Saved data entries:
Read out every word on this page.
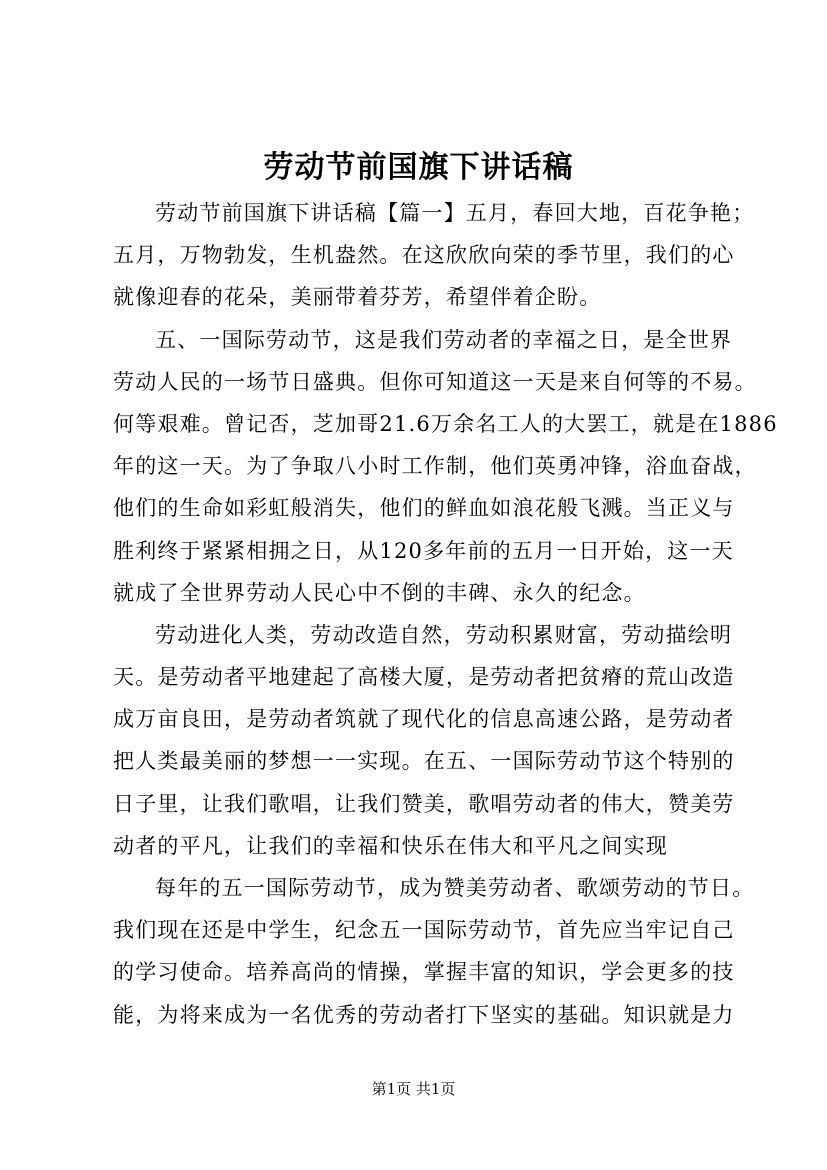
劳动节前国旗下讲话稿
劳动节前国旗下讲话稿【篇一】五月，春回大地，百花争艳；
五月，万物勃发，生机盎然。在这欣欣向荣的季节里，我们的心
就像迎春的花朵，美丽带着芬芳，希望伴着企盼。
五、一国际劳动节，这是我们劳动者的幸福之日，是全世界
劳动人民的一场节日盛典。但你可知道这一天是来自何等的不易。
何等艰难。曾记否，芝加哥21.6万余名工人的大罢工，就是在1886
年的这一天。为了争取八小时工作制，他们英勇冲锋，浴血奋战，
他们的生命如彩虹般消失，他们的鲜血如浪花般飞溅。当正义与
胜利终于紧紧相拥之日，从120多年前的五月一日开始，这一天
就成了全世界劳动人民心中不倒的丰碑、永久的纪念。
劳动进化人类，劳动改造自然，劳动积累财富，劳动描绘明
天。是劳动者平地建起了高楼大厦，是劳动者把贫瘠的荒山改造
成万亩良田，是劳动者筑就了现代化的信息高速公路，是劳动者
把人类最美丽的梦想一一实现。在五、一国际劳动节这个特别的
日子里，让我们歌唱，让我们赞美，歌唱劳动者的伟大，赞美劳
动者的平凡，让我们的幸福和快乐在伟大和平凡之间实现
每年的五一国际劳动节，成为赞美劳动者、歌颂劳动的节日。
我们现在还是中学生，纪念五一国际劳动节，首先应当牢记自己
的学习使命。培养高尚的情操，掌握丰富的知识，学会更多的技
能，为将来成为一名优秀的劳动者打下坚实的基础。知识就是力
第1页 共1页
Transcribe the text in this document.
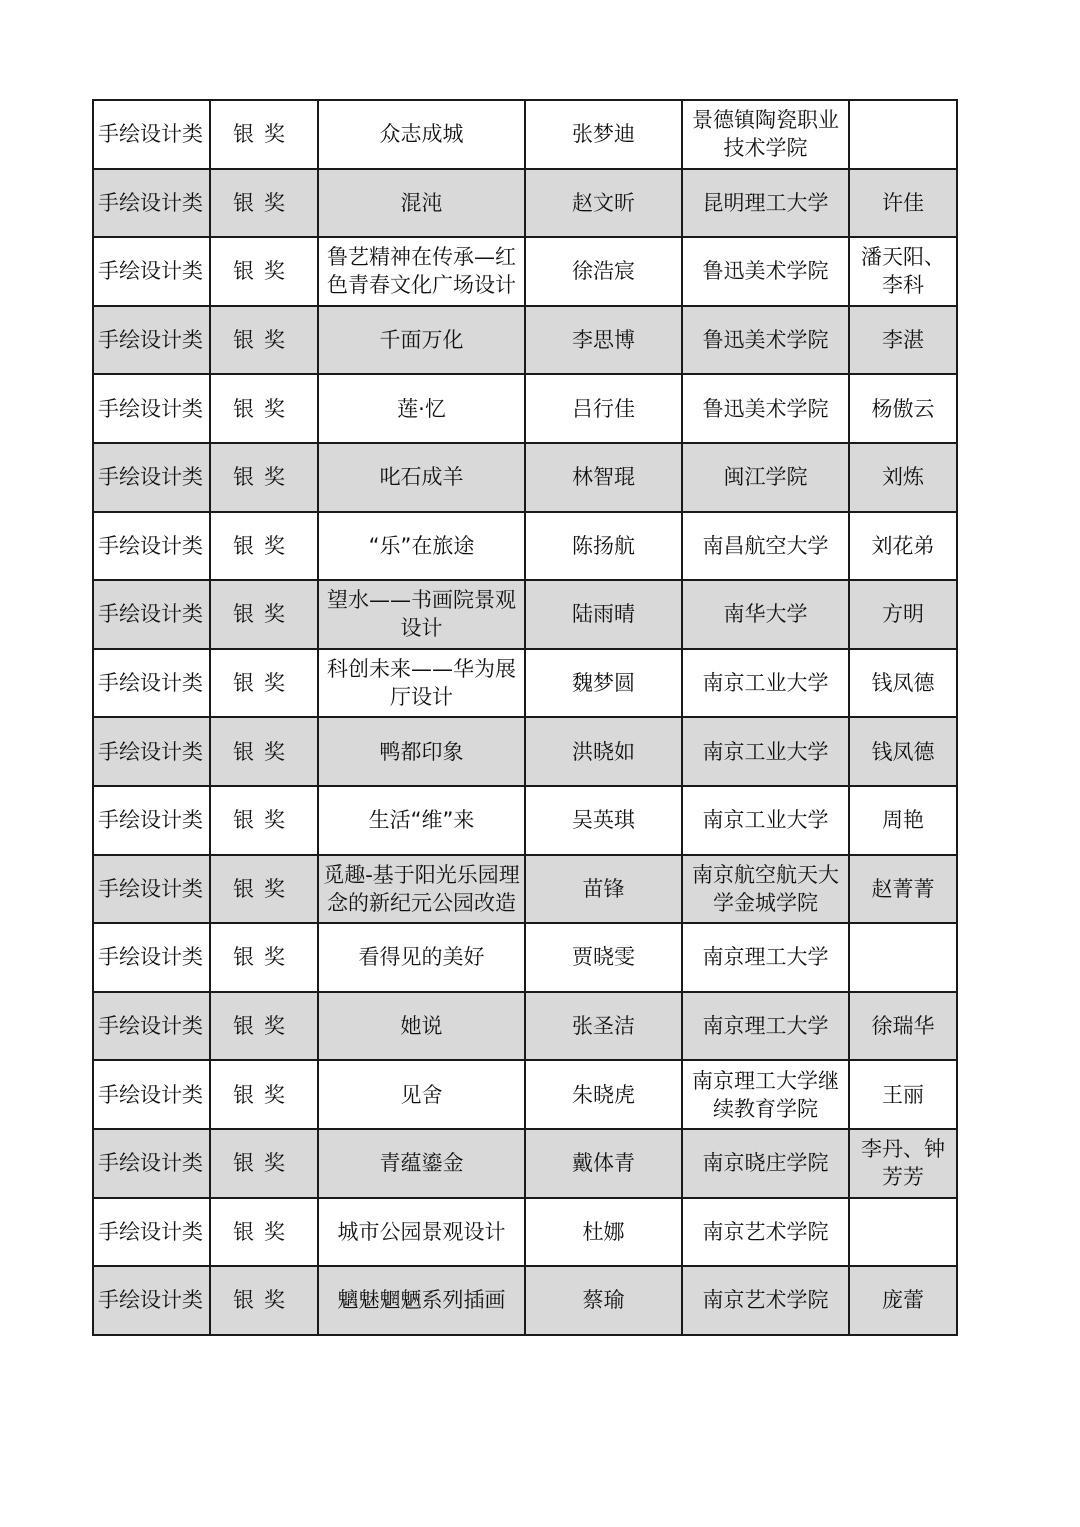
手绘设计类	银奖	众志成城	张梦迪	景德镇陶瓷职业技术学院	

手绘设计类	银奖	混沌	赵文昕	昆明理工大学	许佳

手绘设计类	银奖	鲁艺精神在传承—红色青春文化广场设计	徐浩宸	鲁迅美术学院	潘天阳、李科

手绘设计类	银奖	千面万化	李思博	鲁迅美术学院	李湛

手绘设计类	银奖	莲·忆	吕行佳	鲁迅美术学院	杨傲云

手绘设计类	银奖	叱石成羊	林智琨	闽江学院	刘炼

手绘设计类	银奖	“乐”在旅途	陈扬航	南昌航空大学	刘花弟

手绘设计类	银奖	望水——书画院景观设计	陆雨晴	南华大学	方明

手绘设计类	银奖	科创未来——华为展厅设计	魏梦圆	南京工业大学	钱凤德

手绘设计类	银奖	鸭都印象	洪晓如	南京工业大学	钱凤德

手绘设计类	银奖	生活“维”来	吴英琪	南京工业大学	周艳

手绘设计类	银奖	觅趣-基于阳光乐园理念的新纪元公园改造	苗锋	南京航空航天大学金城学院	赵菁菁

手绘设计类	银奖	看得见的美好	贾晓雯	南京理工大学	

手绘设计类	银奖	她说	张圣洁	南京理工大学	徐瑞华

手绘设计类	银奖	见舍	朱晓虎	南京理工大学继续教育学院	王丽

手绘设计类	银奖	青蕴鎏金	戴体青	南京晓庄学院	李丹、钟芳芳

手绘设计类	银奖	城市公园景观设计	杜娜	南京艺术学院	

手绘设计类	银奖	魑魅魍魉系列插画	蔡瑜	南京艺术学院	庞蕾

• _Exercise aim_: Reproduce each entry precisely. Leave the pictures out.

• _Correct result_:
Read out every word on this page.
劳动节前国旗下讲话稿
劳动节前国旗下讲话稿【篇一】五月，春回大地，百花争艳；
五月，万物勃发，生机盎然。在这欣欣向荣的季节里，我们的心
就像迎春的花朵，美丽带着芬芳，希望伴着企盼。
五、一国际劳动节，这是我们劳动者的幸福之日，是全世界
劳动人民的一场节日盛典。但你可知道这一天是来自何等的不易。
何等艰难。曾记否，芝加哥21.6万余名工人的大罢工，就是在1886
年的这一天。为了争取八小时工作制，他们英勇冲锋，浴血奋战，
他们的生命如彩虹般消失，他们的鲜血如浪花般飞溅。当正义与
胜利终于紧紧相拥之日，从120多年前的五月一日开始，这一天
就成了全世界劳动人民心中不倒的丰碑、永久的纪念。
劳动进化人类，劳动改造自然，劳动积累财富，劳动描绘明
天。是劳动者平地建起了高楼大厦，是劳动者把贫瘠的荒山改造
成万亩良田，是劳动者筑就了现代化的信息高速公路，是劳动者
把人类最美丽的梦想一一实现。在五、一国际劳动节这个特别的
日子里，让我们歌唱，让我们赞美，歌唱劳动者的伟大，赞美劳
动者的平凡，让我们的幸福和快乐在伟大和平凡之间实现
每年的五一国际劳动节，成为赞美劳动者、歌颂劳动的节日。
我们现在还是中学生，纪念五一国际劳动节，首先应当牢记自己
的学习使命。培养高尚的情操，掌握丰富的知识，学会更多的技
能，为将来成为一名优秀的劳动者打下坚实的基础。知识就是力
第1页 共1页
Transcribe the text in this document.
手绘设计类	银奖	众志成城	张梦迪	景德镇陶瓷职业技术学院	

手绘设计类	银奖	混沌	赵文昕	昆明理工大学	许佳

手绘设计类	银奖	鲁艺精神在传承—红色青春文化广场设计	徐浩宸	鲁迅美术学院	潘天阳、李科

手绘设计类	银奖	千面万化	李思博	鲁迅美术学院	李湛

手绘设计类	银奖	莲·忆	吕行佳	鲁迅美术学院	杨傲云

手绘设计类	银奖	叱石成羊	林智琨	闽江学院	刘炼

手绘设计类	银奖	“乐”在旅途	陈扬航	南昌航空大学	刘花弟

手绘设计类	银奖	望水——书画院景观设计	陆雨晴	南华大学	方明

手绘设计类	银奖	科创未来——华为展厅设计	魏梦圆	南京工业大学	钱凤德

手绘设计类	银奖	鸭都印象	洪晓如	南京工业大学	钱凤德

手绘设计类	银奖	生活“维”来	吴英琪	南京工业大学	周艳

手绘设计类	银奖	觅趣-基于阳光乐园理念的新纪元公园改造	苗锋	南京航空航天大学金城学院	赵菁菁

手绘设计类	银奖	看得见的美好	贾晓雯	南京理工大学	

手绘设计类	银奖	她说	张圣洁	南京理工大学	徐瑞华

手绘设计类	银奖	见舍	朱晓虎	南京理工大学继续教育学院	王丽

手绘设计类	银奖	青蕴鎏金	戴体青	南京晓庄学院	李丹、钟芳芳

手绘设计类	银奖	城市公园景观设计	杜娜	南京艺术学院	

手绘设计类	银奖	魑魅魍魉系列插画	蔡瑜	南京艺术学院	庞蕾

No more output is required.